= Task details =
Below is a listing; reproduce each line of it exactly.

Figure collection entries
>>>

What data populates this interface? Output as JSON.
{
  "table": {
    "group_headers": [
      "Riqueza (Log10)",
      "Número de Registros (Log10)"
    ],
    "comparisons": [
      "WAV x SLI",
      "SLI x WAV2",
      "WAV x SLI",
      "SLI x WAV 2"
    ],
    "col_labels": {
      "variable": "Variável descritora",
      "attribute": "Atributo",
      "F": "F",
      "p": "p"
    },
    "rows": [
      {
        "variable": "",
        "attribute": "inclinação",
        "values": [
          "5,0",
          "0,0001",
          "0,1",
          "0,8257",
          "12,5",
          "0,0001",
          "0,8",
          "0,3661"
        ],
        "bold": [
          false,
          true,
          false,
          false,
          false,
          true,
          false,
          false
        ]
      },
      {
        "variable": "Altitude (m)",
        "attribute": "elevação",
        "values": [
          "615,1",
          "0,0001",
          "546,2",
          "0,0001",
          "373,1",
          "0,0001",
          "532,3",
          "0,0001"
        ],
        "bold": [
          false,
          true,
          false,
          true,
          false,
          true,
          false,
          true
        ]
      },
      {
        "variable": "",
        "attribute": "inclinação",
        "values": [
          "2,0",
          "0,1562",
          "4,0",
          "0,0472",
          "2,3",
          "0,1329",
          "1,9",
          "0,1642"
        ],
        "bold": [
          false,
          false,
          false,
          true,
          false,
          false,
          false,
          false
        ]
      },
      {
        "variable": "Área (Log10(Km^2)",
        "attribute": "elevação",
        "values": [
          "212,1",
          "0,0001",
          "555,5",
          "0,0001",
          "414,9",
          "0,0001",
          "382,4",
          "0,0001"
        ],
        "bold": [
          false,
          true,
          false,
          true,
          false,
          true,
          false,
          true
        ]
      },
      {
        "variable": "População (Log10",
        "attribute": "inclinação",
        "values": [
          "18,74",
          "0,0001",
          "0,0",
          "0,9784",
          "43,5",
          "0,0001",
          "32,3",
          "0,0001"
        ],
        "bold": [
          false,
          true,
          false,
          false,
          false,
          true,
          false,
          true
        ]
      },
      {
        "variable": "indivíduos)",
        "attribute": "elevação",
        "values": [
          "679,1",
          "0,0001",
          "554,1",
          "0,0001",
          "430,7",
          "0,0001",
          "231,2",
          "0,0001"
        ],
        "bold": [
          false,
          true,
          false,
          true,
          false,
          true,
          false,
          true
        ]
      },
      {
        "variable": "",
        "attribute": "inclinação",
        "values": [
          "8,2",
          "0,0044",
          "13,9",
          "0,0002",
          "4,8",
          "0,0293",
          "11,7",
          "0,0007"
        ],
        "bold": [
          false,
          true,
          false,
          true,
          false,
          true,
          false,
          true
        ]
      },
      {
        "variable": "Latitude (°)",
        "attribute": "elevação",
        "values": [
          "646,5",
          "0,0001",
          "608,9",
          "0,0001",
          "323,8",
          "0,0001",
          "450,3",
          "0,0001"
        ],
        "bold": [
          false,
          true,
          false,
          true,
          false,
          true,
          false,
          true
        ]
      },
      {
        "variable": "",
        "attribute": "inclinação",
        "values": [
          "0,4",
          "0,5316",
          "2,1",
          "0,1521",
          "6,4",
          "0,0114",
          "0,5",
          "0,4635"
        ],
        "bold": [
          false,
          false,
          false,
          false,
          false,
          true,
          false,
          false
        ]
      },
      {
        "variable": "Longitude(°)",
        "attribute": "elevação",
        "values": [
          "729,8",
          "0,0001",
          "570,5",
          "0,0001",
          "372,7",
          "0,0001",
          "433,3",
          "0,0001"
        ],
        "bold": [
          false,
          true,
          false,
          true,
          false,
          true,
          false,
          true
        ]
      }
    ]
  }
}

<<<

= Written response =
What data populates this interface? Output as JSON.
{
  "table": {
    "group_headers": [
      "Riqueza (Log10)",
      "Número de Registros (Log10)"
    ],
    "comparisons": [
      "WAV x SLI",
      "SLI x WAV2",
      "WAV x SLI",
      "SLI x WAV 2"
    ],
    "col_labels": {
      "variable": "Variável descritora",
      "attribute": "Atributo",
      "F": "F",
      "p": "p"
    },
    "rows": [
      {
        "variable": "",
        "attribute": "inclinação",
        "values": [
          "5,0",
          "0,0001",
          "0,1",
          "0,8257",
          "12,5",
          "0,0001",
          "0,8",
          "0,3661"
        ],
        "bold": [
          false,
          true,
          false,
          false,
          false,
          true,
          false,
          false
        ]
      },
      {
        "variable": "Altitude (m)",
        "attribute": "elevação",
        "values": [
          "615,1",
          "0,0001",
          "546,2",
          "0,0001",
          "373,1",
          "0,0001",
          "532,3",
          "0,0001"
        ],
        "bold": [
          false,
          true,
          false,
          true,
          false,
          true,
          false,
          true
        ]
      },
      {
        "variable": "",
        "attribute": "inclinação",
        "values": [
          "2,0",
          "0,1562",
          "4,0",
          "0,0472",
          "2,3",
          "0,1329",
          "1,9",
          "0,1642"
        ],
        "bold": [
          false,
          false,
          false,
          true,
          false,
          false,
          false,
          false
        ]
      },
      {
        "variable": "Área (Log10(Km^2)",
        "attribute": "elevação",
        "values": [
          "212,1",
          "0,0001",
          "555,5",
          "0,0001",
          "414,9",
          "0,0001",
          "382,4",
          "0,0001"
        ],
        "bold": [
          false,
          true,
          false,
          true,
          false,
          true,
          false,
          true
        ]
      },
      {
        "variable": "População (Log10",
        "attribute": "inclinação",
        "values": [
          "18,74",
          "0,0001",
          "0,0",
          "0,9784",
          "43,5",
          "0,0001",
          "32,3",
          "0,0001"
        ],
        "bold": [
          false,
          true,
          false,
          false,
          false,
          true,
          false,
          true
        ]
      },
      {
        "variable": "indivíduos)",
        "attribute": "elevação",
        "values": [
          "679,1",
          "0,0001",
          "554,1",
          "0,0001",
          "430,7",
          "0,0001",
          "231,2",
          "0,0001"
        ],
        "bold": [
          false,
          true,
          false,
          true,
          false,
          true,
          false,
          true
        ]
      },
      {
        "variable": "",
        "attribute": "inclinação",
        "values": [
          "8,2",
          "0,0044",
          "13,9",
          "0,0002",
          "4,8",
          "0,0293",
          "11,7",
          "0,0007"
        ],
        "bold": [
          false,
          true,
          false,
          true,
          false,
          true,
          false,
          true
        ]
      },
      {
        "variable": "Latitude (°)",
        "attribute": "elevação",
        "values": [
          "646,5",
          "0,0001",
          "608,9",
          "0,0001",
          "323,8",
          "0,0001",
          "450,3",
          "0,0001"
        ],
        "bold": [
          false,
          true,
          false,
          true,
          false,
          true,
          false,
          true
        ]
      },
      {
        "variable": "",
        "attribute": "inclinação",
        "values": [
          "0,4",
          "0,5316",
          "2,1",
          "0,1521",
          "6,4",
          "0,0114",
          "0,5",
          "0,4635"
        ],
        "bold": [
          false,
          false,
          false,
          false,
          false,
          true,
          false,
          false
        ]
      },
      {
        "variable": "Longitude(°)",
        "attribute": "elevação",
        "values": [
          "729,8",
          "0,0001",
          "570,5",
          "0,0001",
          "372,7",
          "0,0001",
          "433,3",
          "0,0001"
        ],
        "bold": [
          false,
          true,
          false,
          true,
          false,
          true,
          false,
          true
        ]
      }
    ]
  }
}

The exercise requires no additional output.